• _TASK DIRECTIONS_:
Read the records and write them out again exactly.

• _DATASET ROWS_:

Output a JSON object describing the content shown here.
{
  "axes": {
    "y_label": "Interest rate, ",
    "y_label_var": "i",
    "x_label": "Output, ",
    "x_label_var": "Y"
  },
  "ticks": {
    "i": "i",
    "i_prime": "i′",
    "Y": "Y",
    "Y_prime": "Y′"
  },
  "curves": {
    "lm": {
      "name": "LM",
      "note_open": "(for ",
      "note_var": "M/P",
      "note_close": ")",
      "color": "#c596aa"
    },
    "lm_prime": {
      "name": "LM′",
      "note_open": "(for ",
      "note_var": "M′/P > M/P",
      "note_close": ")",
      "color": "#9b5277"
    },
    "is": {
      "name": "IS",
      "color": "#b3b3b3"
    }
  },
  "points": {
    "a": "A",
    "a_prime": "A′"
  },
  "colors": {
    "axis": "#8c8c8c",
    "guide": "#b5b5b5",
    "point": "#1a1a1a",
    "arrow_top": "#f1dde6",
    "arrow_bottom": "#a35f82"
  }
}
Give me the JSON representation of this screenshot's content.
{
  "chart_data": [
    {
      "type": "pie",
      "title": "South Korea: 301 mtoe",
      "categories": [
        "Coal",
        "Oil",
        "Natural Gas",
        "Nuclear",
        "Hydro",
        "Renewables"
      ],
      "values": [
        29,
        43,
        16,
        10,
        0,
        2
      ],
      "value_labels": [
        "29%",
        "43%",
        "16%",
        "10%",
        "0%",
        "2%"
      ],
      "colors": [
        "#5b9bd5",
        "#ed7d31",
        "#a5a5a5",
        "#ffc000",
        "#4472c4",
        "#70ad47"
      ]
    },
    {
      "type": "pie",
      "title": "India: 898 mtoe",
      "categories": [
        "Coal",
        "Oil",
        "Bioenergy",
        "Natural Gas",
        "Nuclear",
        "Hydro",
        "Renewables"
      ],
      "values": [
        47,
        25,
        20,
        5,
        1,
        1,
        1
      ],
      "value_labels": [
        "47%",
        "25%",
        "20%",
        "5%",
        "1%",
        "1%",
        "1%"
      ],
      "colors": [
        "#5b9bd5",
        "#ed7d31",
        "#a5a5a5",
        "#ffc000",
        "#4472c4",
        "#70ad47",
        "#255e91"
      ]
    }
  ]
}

• _RESPONSE_:
Output a JSON object describing the content shown here.
{
  "axes": {
    "y_label": "Interest rate, ",
    "y_label_var": "i",
    "x_label": "Output, ",
    "x_label_var": "Y"
  },
  "ticks": {
    "i": "i",
    "i_prime": "i′",
    "Y": "Y",
    "Y_prime": "Y′"
  },
  "curves": {
    "lm": {
      "name": "LM",
      "note_open": "(for ",
      "note_var": "M/P",
      "note_close": ")",
      "color": "#c596aa"
    },
    "lm_prime": {
      "name": "LM′",
      "note_open": "(for ",
      "note_var": "M′/P > M/P",
      "note_close": ")",
      "color": "#9b5277"
    },
    "is": {
      "name": "IS",
      "color": "#b3b3b3"
    }
  },
  "points": {
    "a": "A",
    "a_prime": "A′"
  },
  "colors": {
    "axis": "#8c8c8c",
    "guide": "#b5b5b5",
    "point": "#1a1a1a",
    "arrow_top": "#f1dde6",
    "arrow_bottom": "#a35f82"
  }
}
Give me the JSON representation of this screenshot's content.
{
  "chart_data": [
    {
      "type": "pie",
      "title": "South Korea: 301 mtoe",
      "categories": [
        "Coal",
        "Oil",
        "Natural Gas",
        "Nuclear",
        "Hydro",
        "Renewables"
      ],
      "values": [
        29,
        43,
        16,
        10,
        0,
        2
      ],
      "value_labels": [
        "29%",
        "43%",
        "16%",
        "10%",
        "0%",
        "2%"
      ],
      "colors": [
        "#5b9bd5",
        "#ed7d31",
        "#a5a5a5",
        "#ffc000",
        "#4472c4",
        "#70ad47"
      ]
    },
    {
      "type": "pie",
      "title": "India: 898 mtoe",
      "categories": [
        "Coal",
        "Oil",
        "Bioenergy",
        "Natural Gas",
        "Nuclear",
        "Hydro",
        "Renewables"
      ],
      "values": [
        47,
        25,
        20,
        5,
        1,
        1,
        1
      ],
      "value_labels": [
        "47%",
        "25%",
        "20%",
        "5%",
        "1%",
        "1%",
        "1%"
      ],
      "colors": [
        "#5b9bd5",
        "#ed7d31",
        "#a5a5a5",
        "#ffc000",
        "#4472c4",
        "#70ad47",
        "#255e91"
      ]
    }
  ]
}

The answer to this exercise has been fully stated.